### Problem to work on:
What is needed is each line of the data below that holds the string "image".

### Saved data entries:

- - -

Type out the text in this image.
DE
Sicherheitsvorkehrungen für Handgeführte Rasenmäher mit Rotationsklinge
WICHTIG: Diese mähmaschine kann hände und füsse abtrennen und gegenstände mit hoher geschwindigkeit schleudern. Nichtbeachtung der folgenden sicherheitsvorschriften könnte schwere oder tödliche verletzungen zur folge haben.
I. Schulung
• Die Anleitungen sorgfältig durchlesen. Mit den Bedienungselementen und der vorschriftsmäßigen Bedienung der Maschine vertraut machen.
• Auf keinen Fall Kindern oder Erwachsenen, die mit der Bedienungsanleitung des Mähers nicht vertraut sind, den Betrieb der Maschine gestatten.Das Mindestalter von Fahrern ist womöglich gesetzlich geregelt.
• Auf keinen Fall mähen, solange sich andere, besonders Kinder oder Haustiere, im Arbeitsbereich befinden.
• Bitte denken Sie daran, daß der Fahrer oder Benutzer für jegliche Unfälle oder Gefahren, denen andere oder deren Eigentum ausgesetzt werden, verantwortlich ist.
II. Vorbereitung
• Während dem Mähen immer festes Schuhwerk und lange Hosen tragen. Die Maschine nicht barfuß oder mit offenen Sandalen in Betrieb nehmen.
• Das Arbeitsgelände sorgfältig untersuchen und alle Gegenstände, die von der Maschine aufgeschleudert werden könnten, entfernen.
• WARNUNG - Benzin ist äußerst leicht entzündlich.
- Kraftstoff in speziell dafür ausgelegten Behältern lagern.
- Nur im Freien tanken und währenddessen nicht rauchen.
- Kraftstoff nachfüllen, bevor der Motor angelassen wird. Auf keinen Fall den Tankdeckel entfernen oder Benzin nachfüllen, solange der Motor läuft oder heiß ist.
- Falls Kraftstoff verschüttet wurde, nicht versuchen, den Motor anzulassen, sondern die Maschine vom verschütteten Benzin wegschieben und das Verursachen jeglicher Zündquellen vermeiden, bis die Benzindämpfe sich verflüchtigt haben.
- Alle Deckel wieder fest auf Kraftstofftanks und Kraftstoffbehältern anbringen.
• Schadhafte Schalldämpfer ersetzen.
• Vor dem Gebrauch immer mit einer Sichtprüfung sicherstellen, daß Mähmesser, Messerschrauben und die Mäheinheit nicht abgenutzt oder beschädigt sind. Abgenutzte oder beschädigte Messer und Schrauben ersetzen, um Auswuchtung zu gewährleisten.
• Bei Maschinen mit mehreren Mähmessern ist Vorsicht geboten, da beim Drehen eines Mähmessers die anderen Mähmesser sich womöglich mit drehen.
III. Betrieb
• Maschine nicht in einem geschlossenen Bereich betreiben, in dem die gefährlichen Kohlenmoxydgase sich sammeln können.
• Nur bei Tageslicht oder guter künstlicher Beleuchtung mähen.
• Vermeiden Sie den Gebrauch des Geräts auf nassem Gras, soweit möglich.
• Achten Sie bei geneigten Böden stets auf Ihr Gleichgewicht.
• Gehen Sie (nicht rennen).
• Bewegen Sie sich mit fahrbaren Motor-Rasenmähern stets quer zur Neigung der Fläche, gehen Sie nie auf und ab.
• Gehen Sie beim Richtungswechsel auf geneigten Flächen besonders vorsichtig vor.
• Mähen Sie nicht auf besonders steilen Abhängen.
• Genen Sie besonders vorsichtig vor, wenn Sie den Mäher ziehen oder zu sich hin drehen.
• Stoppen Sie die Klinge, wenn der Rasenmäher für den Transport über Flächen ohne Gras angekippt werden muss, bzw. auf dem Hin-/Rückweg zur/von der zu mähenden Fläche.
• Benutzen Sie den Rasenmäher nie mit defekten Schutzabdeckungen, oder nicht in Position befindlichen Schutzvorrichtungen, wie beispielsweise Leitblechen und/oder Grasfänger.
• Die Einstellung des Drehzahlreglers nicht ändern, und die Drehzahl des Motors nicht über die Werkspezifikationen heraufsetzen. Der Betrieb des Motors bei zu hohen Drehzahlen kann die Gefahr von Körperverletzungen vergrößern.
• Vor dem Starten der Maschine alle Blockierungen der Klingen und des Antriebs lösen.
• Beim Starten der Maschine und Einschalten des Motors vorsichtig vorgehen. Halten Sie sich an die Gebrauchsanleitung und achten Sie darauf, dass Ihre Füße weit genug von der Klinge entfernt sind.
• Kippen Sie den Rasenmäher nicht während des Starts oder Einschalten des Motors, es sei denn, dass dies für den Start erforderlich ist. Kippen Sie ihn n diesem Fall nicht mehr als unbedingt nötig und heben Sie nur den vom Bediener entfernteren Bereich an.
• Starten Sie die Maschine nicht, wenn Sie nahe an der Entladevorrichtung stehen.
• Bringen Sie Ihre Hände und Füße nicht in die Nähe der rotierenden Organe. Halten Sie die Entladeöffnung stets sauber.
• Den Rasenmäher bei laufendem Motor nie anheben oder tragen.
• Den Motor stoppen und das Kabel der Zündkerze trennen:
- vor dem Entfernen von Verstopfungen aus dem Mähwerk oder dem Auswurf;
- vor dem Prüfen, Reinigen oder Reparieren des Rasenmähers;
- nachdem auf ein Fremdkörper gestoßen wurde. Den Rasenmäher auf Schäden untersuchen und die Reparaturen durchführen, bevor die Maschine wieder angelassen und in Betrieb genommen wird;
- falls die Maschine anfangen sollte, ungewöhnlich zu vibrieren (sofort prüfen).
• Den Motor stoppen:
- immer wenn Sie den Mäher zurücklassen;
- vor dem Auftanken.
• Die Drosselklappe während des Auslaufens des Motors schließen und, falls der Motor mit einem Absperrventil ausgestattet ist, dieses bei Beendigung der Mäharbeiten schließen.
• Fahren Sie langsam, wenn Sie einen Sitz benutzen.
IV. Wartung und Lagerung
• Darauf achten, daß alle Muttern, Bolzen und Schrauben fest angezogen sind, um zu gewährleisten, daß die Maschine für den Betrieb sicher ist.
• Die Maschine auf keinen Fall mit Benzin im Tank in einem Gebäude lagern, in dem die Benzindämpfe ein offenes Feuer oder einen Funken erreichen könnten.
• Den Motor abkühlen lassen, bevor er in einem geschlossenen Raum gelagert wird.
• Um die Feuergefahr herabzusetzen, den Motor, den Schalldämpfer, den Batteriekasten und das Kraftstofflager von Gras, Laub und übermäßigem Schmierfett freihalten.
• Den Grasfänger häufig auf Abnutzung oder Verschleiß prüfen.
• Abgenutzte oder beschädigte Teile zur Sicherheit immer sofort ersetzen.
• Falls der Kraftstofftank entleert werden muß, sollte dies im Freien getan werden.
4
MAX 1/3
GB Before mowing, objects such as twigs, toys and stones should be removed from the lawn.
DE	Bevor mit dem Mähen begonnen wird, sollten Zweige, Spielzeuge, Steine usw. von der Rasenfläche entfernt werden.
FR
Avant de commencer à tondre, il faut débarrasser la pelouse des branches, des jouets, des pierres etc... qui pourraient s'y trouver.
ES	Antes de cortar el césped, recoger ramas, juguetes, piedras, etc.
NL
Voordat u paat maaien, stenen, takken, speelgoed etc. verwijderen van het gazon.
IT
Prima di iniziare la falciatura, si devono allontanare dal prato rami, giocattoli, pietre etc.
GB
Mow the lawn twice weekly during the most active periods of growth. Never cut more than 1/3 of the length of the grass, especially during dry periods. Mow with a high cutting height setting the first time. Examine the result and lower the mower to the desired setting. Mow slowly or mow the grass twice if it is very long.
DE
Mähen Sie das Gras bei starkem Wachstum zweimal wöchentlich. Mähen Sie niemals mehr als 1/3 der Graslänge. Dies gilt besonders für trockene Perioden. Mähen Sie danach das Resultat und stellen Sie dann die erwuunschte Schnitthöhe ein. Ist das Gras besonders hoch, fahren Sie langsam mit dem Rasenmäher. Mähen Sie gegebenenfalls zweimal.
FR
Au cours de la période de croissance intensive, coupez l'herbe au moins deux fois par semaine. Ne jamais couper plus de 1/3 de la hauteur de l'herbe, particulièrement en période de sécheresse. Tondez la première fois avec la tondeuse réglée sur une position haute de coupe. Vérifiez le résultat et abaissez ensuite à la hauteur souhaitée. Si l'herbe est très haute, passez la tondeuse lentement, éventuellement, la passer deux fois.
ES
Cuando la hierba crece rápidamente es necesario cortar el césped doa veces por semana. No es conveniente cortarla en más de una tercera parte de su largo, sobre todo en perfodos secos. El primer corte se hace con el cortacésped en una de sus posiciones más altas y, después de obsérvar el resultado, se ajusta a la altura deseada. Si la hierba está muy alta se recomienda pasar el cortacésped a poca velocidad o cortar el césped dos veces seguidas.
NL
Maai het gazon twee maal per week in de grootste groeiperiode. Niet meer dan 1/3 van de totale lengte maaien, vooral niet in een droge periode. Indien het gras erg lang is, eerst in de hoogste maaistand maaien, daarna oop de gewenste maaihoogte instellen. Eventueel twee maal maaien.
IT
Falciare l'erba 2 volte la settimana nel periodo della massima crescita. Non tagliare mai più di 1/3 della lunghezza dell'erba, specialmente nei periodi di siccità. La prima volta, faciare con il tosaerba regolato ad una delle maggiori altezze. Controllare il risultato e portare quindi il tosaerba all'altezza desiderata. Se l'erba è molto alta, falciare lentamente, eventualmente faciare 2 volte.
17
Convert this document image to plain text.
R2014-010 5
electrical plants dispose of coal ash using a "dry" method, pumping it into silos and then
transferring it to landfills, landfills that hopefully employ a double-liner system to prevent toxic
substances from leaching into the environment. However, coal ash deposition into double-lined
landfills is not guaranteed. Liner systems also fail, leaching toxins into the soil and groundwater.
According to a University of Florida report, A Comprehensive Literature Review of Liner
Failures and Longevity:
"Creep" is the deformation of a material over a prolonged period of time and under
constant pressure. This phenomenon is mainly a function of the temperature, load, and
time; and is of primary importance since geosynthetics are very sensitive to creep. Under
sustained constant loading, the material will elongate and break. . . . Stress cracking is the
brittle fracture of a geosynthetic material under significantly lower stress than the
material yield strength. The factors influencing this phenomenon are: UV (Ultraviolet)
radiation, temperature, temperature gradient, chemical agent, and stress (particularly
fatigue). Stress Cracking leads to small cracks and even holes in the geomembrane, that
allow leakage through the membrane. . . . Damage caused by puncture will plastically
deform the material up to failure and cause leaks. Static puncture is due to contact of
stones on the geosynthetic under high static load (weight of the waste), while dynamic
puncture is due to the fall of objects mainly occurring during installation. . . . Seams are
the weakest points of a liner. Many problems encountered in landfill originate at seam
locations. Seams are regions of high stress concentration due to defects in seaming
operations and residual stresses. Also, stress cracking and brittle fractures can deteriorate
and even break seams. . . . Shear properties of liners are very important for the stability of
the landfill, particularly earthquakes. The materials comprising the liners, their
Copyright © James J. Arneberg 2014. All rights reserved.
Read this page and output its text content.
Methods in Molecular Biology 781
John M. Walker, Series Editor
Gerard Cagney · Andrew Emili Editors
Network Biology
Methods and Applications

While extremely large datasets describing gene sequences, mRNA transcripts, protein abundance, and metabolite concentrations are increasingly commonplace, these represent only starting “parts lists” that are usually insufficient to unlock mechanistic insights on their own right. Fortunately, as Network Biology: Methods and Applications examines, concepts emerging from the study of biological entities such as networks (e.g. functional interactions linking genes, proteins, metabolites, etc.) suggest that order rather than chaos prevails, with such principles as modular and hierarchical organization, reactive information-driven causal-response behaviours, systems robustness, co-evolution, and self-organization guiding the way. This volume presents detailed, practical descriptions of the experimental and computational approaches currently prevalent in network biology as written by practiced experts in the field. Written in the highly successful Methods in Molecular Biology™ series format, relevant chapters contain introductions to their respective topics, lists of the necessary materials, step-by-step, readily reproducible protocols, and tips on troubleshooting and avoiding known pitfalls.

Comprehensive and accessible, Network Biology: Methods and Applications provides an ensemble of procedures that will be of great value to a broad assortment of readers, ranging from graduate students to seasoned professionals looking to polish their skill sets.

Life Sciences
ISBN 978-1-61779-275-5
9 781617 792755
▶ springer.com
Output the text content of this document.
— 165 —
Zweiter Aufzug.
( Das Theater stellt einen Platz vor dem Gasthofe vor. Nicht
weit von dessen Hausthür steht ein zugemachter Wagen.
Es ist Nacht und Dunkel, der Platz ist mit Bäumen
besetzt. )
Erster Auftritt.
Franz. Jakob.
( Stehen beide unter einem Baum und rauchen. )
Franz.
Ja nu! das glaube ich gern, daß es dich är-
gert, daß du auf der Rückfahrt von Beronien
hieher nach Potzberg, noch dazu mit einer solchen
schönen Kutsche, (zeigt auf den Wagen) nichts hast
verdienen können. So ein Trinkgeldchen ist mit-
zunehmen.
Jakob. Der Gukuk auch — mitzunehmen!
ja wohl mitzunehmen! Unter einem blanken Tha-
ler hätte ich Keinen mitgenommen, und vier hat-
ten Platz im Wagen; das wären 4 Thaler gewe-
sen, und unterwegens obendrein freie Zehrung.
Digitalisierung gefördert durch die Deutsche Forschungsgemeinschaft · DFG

- - -

### Task answer:
Type out the text in this image.
Convert this document image to plain text.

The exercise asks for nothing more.